DO THIS ▸
Retype every one of the following items word for word, keeping each line as it appears.

--- begin ---

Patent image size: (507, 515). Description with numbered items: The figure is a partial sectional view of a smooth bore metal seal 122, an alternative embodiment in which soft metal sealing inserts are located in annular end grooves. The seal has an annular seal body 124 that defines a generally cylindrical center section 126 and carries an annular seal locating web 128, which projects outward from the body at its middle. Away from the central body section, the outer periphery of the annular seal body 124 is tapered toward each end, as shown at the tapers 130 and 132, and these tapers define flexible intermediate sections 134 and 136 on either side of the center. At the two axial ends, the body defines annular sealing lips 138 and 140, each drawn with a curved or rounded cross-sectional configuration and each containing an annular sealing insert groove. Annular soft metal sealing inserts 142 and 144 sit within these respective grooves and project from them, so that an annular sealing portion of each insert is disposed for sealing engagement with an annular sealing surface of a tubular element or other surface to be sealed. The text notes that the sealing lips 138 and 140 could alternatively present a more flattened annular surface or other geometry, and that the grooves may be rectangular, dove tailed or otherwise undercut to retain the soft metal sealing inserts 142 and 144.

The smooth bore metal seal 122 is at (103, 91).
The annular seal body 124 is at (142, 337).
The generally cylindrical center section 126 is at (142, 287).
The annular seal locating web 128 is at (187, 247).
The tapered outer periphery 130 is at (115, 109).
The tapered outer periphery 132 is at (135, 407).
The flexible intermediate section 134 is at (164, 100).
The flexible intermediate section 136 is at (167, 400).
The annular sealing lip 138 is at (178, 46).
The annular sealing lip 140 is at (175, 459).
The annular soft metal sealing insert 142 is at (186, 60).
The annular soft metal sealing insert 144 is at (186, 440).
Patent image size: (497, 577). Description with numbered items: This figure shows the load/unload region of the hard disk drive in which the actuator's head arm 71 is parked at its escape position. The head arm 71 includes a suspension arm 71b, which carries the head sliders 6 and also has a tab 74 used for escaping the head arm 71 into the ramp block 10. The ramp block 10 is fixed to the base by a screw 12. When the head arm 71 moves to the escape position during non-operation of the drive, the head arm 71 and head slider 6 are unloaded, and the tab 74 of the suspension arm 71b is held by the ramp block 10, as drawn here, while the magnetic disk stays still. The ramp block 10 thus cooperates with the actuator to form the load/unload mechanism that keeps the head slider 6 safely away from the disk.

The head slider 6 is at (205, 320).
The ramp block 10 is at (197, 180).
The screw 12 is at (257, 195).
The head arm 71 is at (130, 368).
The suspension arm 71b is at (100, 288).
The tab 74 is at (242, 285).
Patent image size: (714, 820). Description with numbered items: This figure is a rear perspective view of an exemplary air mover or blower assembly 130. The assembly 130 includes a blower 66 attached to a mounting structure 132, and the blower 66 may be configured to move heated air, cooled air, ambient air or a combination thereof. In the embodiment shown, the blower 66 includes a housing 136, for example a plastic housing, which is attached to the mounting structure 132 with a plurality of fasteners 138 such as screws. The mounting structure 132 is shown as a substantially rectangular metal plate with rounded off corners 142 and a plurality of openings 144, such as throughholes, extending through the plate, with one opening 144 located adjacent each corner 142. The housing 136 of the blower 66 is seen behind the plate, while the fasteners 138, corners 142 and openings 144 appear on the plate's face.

--- end ---

OUTPUT ▸
Patent image size: (507, 515). Description with numbered items: The figure is a partial sectional view of a smooth bore metal seal 122, an alternative embodiment in which soft metal sealing inserts are located in annular end grooves. The seal has an annular seal body 124 that defines a generally cylindrical center section 126 and carries an annular seal locating web 128, which projects outward from the body at its middle. Away from the central body section, the outer periphery of the annular seal body 124 is tapered toward each end, as shown at the tapers 130 and 132, and these tapers define flexible intermediate sections 134 and 136 on either side of the center. At the two axial ends, the body defines annular sealing lips 138 and 140, each drawn with a curved or rounded cross-sectional configuration and each containing an annular sealing insert groove. Annular soft metal sealing inserts 142 and 144 sit within these respective grooves and project from them, so that an annular sealing portion of each insert is disposed for sealing engagement with an annular sealing surface of a tubular element or other surface to be sealed. The text notes that the sealing lips 138 and 140 could alternatively present a more flattened annular surface or other geometry, and that the grooves may be rectangular, dove tailed or otherwise undercut to retain the soft metal sealing inserts 142 and 144.

The smooth bore metal seal 122 is at (103, 91).
The annular seal body 124 is at (142, 337).
The generally cylindrical center section 126 is at (142, 287).
The annular seal locating web 128 is at (187, 247).
The tapered outer periphery 130 is at (115, 109).
The tapered outer periphery 132 is at (135, 407).
The flexible intermediate section 134 is at (164, 100).
The flexible intermediate section 136 is at (167, 400).
The annular sealing lip 138 is at (178, 46).
The annular sealing lip 140 is at (175, 459).
The annular soft metal sealing insert 142 is at (186, 60).
The annular soft metal sealing insert 144 is at (186, 440).
Patent image size: (497, 577). Description with numbered items: This figure shows the load/unload region of the hard disk drive in which the actuator's head arm 71 is parked at its escape position. The head arm 71 includes a suspension arm 71b, which carries the head sliders 6 and also has a tab 74 used for escaping the head arm 71 into the ramp block 10. The ramp block 10 is fixed to the base by a screw 12. When the head arm 71 moves to the escape position during non-operation of the drive, the head arm 71 and head slider 6 are unloaded, and the tab 74 of the suspension arm 71b is held by the ramp block 10, as drawn here, while the magnetic disk stays still. The ramp block 10 thus cooperates with the actuator to form the load/unload mechanism that keeps the head slider 6 safely away from the disk.

The head slider 6 is at (205, 320).
The ramp block 10 is at (197, 180).
The screw 12 is at (257, 195).
The head arm 71 is at (130, 368).
The suspension arm 71b is at (100, 288).
The tab 74 is at (242, 285).
Patent image size: (714, 820). Description with numbered items: This figure is a rear perspective view of an exemplary air mover or blower assembly 130. The assembly 130 includes a blower 66 attached to a mounting structure 132, and the blower 66 may be configured to move heated air, cooled air, ambient air or a combination thereof. In the embodiment shown, the blower 66 includes a housing 136, for example a plastic housing, which is attached to the mounting structure 132 with a plurality of fasteners 138 such as screws. The mounting structure 132 is shown as a substantially rectangular metal plate with rounded off corners 142 and a plurality of openings 144, such as throughholes, extending through the plate, with one opening 144 located adjacent each corner 142. The housing 136 of the blower 66 is seen behind the plate, while the fasteners 138, corners 142 and openings 144 appear on the plate's face.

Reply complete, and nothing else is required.